Task directions
Write out every entry word for word.

Stored records
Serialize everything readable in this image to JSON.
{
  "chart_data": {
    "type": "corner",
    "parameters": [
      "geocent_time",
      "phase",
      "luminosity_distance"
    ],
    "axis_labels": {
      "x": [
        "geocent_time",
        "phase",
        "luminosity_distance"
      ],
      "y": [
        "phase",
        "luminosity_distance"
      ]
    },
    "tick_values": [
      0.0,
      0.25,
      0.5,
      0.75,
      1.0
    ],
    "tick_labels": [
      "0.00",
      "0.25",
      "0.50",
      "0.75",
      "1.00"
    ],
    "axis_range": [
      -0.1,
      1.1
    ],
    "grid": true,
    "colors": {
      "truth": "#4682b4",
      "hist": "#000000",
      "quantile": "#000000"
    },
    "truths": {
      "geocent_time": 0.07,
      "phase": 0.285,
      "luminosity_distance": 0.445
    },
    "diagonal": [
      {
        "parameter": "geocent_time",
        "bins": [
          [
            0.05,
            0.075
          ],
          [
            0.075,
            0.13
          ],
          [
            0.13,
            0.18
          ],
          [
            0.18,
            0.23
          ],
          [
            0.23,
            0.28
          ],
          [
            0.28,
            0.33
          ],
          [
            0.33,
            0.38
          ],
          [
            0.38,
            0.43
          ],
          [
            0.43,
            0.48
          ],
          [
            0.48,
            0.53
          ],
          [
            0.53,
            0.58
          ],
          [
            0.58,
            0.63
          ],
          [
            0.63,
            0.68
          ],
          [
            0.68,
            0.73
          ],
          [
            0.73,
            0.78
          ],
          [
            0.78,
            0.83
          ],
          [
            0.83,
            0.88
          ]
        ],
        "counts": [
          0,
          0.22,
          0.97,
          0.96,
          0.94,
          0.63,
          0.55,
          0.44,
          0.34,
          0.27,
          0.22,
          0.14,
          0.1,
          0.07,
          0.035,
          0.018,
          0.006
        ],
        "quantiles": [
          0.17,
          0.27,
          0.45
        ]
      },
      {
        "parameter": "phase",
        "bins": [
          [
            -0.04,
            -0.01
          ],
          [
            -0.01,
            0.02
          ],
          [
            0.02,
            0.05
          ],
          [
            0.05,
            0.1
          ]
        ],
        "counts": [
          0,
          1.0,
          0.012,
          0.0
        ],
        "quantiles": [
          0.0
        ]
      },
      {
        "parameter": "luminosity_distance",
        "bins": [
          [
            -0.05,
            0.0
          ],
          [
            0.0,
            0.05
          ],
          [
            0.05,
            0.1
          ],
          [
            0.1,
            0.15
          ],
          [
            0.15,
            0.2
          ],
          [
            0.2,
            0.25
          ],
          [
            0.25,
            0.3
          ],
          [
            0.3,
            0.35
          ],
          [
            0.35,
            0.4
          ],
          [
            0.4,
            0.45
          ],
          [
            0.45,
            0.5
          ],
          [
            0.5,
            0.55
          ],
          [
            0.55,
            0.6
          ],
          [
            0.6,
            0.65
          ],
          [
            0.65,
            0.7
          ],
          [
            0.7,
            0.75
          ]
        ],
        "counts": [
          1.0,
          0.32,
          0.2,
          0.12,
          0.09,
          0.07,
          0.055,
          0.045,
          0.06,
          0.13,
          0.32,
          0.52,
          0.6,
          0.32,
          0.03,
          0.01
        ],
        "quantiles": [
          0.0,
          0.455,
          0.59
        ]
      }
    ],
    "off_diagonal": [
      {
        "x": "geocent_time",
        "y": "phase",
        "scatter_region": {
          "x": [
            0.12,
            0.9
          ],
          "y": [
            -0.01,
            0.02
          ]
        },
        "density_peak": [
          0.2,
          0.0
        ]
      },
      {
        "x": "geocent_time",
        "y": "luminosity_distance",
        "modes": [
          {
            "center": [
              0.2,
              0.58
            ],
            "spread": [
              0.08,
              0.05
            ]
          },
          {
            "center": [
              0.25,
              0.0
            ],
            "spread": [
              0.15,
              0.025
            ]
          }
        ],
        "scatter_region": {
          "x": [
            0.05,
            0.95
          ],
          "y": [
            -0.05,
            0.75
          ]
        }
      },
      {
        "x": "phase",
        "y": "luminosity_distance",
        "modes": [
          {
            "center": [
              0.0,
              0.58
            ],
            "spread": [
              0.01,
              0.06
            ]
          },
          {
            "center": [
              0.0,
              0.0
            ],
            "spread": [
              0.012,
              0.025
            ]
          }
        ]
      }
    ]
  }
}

Expected answer
Serialize everything readable in this image to JSON.
{
  "chart_data": {
    "type": "corner",
    "parameters": [
      "geocent_time",
      "phase",
      "luminosity_distance"
    ],
    "axis_labels": {
      "x": [
        "geocent_time",
        "phase",
        "luminosity_distance"
      ],
      "y": [
        "phase",
        "luminosity_distance"
      ]
    },
    "tick_values": [
      0.0,
      0.25,
      0.5,
      0.75,
      1.0
    ],
    "tick_labels": [
      "0.00",
      "0.25",
      "0.50",
      "0.75",
      "1.00"
    ],
    "axis_range": [
      -0.1,
      1.1
    ],
    "grid": true,
    "colors": {
      "truth": "#4682b4",
      "hist": "#000000",
      "quantile": "#000000"
    },
    "truths": {
      "geocent_time": 0.07,
      "phase": 0.285,
      "luminosity_distance": 0.445
    },
    "diagonal": [
      {
        "parameter": "geocent_time",
        "bins": [
          [
            0.05,
            0.075
          ],
          [
            0.075,
            0.13
          ],
          [
            0.13,
            0.18
          ],
          [
            0.18,
            0.23
          ],
          [
            0.23,
            0.28
          ],
          [
            0.28,
            0.33
          ],
          [
            0.33,
            0.38
          ],
          [
            0.38,
            0.43
          ],
          [
            0.43,
            0.48
          ],
          [
            0.48,
            0.53
          ],
          [
            0.53,
            0.58
          ],
          [
            0.58,
            0.63
          ],
          [
            0.63,
            0.68
          ],
          [
            0.68,
            0.73
          ],
          [
            0.73,
            0.78
          ],
          [
            0.78,
            0.83
          ],
          [
            0.83,
            0.88
          ]
        ],
        "counts": [
          0,
          0.22,
          0.97,
          0.96,
          0.94,
          0.63,
          0.55,
          0.44,
          0.34,
          0.27,
          0.22,
          0.14,
          0.1,
          0.07,
          0.035,
          0.018,
          0.006
        ],
        "quantiles": [
          0.17,
          0.27,
          0.45
        ]
      },
      {
        "parameter": "phase",
        "bins": [
          [
            -0.04,
            -0.01
          ],
          [
            -0.01,
            0.02
          ],
          [
            0.02,
            0.05
          ],
          [
            0.05,
            0.1
          ]
        ],
        "counts": [
          0,
          1.0,
          0.012,
          0.0
        ],
        "quantiles": [
          0.0
        ]
      },
      {
        "parameter": "luminosity_distance",
        "bins": [
          [
            -0.05,
            0.0
          ],
          [
            0.0,
            0.05
          ],
          [
            0.05,
            0.1
          ],
          [
            0.1,
            0.15
          ],
          [
            0.15,
            0.2
          ],
          [
            0.2,
            0.25
          ],
          [
            0.25,
            0.3
          ],
          [
            0.3,
            0.35
          ],
          [
            0.35,
            0.4
          ],
          [
            0.4,
            0.45
          ],
          [
            0.45,
            0.5
          ],
          [
            0.5,
            0.55
          ],
          [
            0.55,
            0.6
          ],
          [
            0.6,
            0.65
          ],
          [
            0.65,
            0.7
          ],
          [
            0.7,
            0.75
          ]
        ],
        "counts": [
          1.0,
          0.32,
          0.2,
          0.12,
          0.09,
          0.07,
          0.055,
          0.045,
          0.06,
          0.13,
          0.32,
          0.52,
          0.6,
          0.32,
          0.03,
          0.01
        ],
        "quantiles": [
          0.0,
          0.455,
          0.59
        ]
      }
    ],
    "off_diagonal": [
      {
        "x": "geocent_time",
        "y": "phase",
        "scatter_region": {
          "x": [
            0.12,
            0.9
          ],
          "y": [
            -0.01,
            0.02
          ]
        },
        "density_peak": [
          0.2,
          0.0
        ]
      },
      {
        "x": "geocent_time",
        "y": "luminosity_distance",
        "modes": [
          {
            "center": [
              0.2,
              0.58
            ],
            "spread": [
              0.08,
              0.05
            ]
          },
          {
            "center": [
              0.25,
              0.0
            ],
            "spread": [
              0.15,
              0.025
            ]
          }
        ],
        "scatter_region": {
          "x": [
            0.05,
            0.95
          ],
          "y": [
            -0.05,
            0.75
          ]
        }
      },
      {
        "x": "phase",
        "y": "luminosity_distance",
        "modes": [
          {
            "center": [
              0.0,
              0.58
            ],
            "spread": [
              0.01,
              0.06
            ]
          },
          {
            "center": [
              0.0,
              0.0
            ],
            "spread": [
              0.012,
              0.025
            ]
          }
        ]
      }
    ]
  }
}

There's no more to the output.